— What you will do —
Pull every line of the entries that has the word "toàn".
-- Start of Supplied records --
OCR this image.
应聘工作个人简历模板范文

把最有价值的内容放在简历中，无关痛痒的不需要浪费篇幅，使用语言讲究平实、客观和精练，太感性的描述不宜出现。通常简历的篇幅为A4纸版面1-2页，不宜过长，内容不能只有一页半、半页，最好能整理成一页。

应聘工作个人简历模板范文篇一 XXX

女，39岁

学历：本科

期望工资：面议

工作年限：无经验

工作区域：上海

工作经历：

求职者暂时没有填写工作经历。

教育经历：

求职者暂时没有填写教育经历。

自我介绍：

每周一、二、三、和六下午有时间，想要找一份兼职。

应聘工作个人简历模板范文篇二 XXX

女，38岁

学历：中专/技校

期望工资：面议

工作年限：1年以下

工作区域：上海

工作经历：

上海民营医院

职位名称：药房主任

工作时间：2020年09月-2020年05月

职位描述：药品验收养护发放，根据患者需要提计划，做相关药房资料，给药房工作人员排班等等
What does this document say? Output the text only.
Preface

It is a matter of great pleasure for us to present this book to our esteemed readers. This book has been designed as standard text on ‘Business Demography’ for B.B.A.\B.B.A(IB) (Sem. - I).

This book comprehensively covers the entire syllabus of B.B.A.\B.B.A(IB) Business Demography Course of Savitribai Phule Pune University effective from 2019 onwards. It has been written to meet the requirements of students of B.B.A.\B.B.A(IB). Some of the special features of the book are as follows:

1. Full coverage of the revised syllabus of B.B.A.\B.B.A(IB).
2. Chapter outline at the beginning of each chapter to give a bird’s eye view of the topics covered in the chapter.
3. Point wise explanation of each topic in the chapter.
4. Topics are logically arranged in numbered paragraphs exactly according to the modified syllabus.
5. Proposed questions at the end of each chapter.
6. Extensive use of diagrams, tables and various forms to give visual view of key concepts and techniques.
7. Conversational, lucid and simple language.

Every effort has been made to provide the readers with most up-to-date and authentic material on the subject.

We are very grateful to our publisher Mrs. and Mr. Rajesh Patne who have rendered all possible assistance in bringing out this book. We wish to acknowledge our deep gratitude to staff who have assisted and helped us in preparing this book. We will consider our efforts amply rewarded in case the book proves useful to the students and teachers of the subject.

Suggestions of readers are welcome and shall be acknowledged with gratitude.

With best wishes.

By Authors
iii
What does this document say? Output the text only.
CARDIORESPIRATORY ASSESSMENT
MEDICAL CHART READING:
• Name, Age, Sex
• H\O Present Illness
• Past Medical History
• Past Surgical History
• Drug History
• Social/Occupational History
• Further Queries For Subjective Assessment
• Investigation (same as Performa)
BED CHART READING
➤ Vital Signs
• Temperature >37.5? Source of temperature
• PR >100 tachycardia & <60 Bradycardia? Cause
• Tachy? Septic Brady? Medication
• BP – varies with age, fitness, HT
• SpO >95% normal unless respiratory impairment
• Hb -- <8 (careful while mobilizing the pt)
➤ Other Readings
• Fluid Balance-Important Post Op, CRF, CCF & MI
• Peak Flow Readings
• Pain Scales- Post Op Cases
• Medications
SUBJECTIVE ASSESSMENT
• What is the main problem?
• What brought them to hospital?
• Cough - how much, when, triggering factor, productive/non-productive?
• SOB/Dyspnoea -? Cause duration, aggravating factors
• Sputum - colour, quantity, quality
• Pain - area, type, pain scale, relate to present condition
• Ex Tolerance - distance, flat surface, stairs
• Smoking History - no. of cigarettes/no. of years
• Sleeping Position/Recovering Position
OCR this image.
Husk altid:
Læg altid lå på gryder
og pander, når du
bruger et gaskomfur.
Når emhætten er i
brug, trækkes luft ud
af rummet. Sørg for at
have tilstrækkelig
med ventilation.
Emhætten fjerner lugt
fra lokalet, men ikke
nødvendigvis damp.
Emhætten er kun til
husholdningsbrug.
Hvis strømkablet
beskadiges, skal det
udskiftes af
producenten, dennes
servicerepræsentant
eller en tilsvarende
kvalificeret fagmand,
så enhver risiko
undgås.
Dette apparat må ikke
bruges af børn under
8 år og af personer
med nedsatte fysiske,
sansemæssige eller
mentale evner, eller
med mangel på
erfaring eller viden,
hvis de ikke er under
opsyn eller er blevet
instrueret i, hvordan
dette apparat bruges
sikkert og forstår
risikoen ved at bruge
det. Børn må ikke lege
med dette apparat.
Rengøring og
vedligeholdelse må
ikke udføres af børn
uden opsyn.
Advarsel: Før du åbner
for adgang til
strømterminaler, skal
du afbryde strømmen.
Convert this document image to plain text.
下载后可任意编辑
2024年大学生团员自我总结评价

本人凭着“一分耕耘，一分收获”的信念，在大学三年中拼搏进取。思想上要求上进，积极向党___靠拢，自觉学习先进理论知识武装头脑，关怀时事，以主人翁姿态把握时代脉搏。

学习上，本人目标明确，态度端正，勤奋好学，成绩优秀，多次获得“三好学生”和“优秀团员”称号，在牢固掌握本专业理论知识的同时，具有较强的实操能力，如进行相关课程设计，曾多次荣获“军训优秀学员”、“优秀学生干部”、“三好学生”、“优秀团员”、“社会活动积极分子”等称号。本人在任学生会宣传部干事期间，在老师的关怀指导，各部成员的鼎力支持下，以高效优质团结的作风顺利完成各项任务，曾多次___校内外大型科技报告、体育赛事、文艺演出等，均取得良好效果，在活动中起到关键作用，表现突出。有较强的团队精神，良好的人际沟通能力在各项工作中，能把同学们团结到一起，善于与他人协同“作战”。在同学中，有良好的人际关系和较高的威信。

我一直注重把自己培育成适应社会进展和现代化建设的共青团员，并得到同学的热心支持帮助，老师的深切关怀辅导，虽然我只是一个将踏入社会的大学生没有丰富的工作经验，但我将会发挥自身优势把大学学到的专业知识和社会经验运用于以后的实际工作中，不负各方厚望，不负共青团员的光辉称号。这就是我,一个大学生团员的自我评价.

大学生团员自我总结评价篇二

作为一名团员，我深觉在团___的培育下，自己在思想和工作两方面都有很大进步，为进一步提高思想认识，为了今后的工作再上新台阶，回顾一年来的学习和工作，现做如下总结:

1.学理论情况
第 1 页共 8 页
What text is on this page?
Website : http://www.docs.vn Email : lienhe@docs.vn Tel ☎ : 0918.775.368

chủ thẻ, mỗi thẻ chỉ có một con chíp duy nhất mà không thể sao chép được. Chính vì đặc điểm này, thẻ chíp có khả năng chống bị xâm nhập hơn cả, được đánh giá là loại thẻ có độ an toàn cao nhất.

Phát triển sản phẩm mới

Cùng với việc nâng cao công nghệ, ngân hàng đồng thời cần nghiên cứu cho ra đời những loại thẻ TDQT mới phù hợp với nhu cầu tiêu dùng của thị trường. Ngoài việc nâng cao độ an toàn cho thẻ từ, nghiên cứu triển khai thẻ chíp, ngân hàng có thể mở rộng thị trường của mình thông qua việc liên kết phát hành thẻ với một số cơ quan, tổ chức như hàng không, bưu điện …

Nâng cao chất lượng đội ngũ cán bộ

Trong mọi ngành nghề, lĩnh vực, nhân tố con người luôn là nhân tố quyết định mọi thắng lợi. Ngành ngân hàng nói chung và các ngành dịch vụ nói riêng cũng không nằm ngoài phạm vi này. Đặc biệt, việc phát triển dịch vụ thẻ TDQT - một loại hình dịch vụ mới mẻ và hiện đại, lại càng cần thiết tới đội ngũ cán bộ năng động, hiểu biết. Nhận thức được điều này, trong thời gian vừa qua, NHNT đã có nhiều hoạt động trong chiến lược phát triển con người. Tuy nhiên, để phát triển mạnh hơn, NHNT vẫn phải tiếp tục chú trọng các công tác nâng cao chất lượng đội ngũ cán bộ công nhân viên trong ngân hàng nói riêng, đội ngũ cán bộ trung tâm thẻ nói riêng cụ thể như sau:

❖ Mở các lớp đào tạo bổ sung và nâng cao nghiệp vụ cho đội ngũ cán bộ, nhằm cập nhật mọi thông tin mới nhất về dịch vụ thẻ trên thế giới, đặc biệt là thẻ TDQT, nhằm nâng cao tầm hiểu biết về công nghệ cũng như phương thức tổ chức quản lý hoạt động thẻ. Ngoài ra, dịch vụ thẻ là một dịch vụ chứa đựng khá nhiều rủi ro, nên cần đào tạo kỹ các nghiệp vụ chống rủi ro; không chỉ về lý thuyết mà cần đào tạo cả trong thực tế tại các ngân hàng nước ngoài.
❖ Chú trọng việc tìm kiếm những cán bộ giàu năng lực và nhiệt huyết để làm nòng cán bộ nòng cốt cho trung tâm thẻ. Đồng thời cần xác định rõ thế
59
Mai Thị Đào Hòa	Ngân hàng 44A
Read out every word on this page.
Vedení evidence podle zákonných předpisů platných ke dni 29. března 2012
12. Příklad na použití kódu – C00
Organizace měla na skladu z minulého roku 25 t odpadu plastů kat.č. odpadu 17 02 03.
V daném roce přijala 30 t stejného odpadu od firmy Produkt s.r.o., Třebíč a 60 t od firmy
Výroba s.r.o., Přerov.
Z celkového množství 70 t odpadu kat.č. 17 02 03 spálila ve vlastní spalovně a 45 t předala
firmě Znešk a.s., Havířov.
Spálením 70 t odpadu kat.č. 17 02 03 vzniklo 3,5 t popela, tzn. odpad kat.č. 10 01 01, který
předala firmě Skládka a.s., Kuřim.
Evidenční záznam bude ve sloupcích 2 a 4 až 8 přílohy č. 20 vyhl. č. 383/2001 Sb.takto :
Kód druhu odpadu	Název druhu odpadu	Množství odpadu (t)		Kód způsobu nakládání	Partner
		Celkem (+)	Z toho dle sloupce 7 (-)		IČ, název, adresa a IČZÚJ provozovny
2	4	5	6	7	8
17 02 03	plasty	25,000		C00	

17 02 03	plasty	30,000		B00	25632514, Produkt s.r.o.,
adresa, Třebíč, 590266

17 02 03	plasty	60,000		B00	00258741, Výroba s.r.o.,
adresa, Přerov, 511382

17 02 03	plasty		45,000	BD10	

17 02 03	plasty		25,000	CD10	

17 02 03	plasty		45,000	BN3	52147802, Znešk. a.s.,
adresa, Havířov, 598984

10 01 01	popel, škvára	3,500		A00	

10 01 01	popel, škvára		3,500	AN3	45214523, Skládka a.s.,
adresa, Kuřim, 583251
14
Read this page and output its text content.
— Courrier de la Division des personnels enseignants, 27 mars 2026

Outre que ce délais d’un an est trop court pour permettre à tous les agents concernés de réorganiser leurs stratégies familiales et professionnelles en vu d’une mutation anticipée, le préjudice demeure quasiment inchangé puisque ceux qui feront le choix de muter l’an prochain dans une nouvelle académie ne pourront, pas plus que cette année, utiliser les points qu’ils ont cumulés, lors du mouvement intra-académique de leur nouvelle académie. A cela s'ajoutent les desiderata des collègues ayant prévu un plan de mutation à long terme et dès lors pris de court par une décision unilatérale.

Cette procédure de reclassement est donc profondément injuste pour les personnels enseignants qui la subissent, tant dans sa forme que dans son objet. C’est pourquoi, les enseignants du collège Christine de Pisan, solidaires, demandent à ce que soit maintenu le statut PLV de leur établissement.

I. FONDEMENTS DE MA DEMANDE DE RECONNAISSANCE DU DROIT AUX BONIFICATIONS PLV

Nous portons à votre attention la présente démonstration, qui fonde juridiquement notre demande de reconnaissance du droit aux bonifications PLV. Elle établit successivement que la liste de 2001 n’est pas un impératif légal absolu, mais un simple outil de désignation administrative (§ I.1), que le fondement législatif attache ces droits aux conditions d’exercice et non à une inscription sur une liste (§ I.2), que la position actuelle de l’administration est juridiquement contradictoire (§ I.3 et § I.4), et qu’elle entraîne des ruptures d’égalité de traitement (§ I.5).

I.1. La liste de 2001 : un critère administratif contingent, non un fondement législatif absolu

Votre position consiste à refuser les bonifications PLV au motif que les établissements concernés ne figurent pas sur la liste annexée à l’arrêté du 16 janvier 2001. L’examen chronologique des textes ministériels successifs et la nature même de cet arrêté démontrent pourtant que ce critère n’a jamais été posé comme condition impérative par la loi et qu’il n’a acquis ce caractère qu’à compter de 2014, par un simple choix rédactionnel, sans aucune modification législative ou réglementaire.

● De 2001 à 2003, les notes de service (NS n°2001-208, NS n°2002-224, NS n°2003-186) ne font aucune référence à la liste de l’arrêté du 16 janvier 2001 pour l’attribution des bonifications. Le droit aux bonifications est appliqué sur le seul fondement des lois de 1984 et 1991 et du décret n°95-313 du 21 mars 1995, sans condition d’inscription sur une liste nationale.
-- End of Supplied records --
— Reply —
chủ thẻ, mỗi thẻ chỉ có một con chíp duy nhất mà không thể sao chép được. Chính vì đặc điểm này, thẻ chíp có khả năng chống bị xâm nhập hơn cả, được đánh giá là loại thẻ có độ an toàn cao nhất.
Cùng với việc nâng cao công nghệ, ngân hàng đồng thời cần nghiên cứu cho ra đời những loại thẻ TDQT mới phù hợp với nhu cầu tiêu dùng của thị trường. Ngoài việc nâng cao độ an toàn cho thẻ từ, nghiên cứu triển khai thẻ chíp, ngân hàng có thể mở rộng thị trường của mình thông qua việc liên kết phát hành thẻ với một số cơ quan, tổ chức như hàng không, bưu điện …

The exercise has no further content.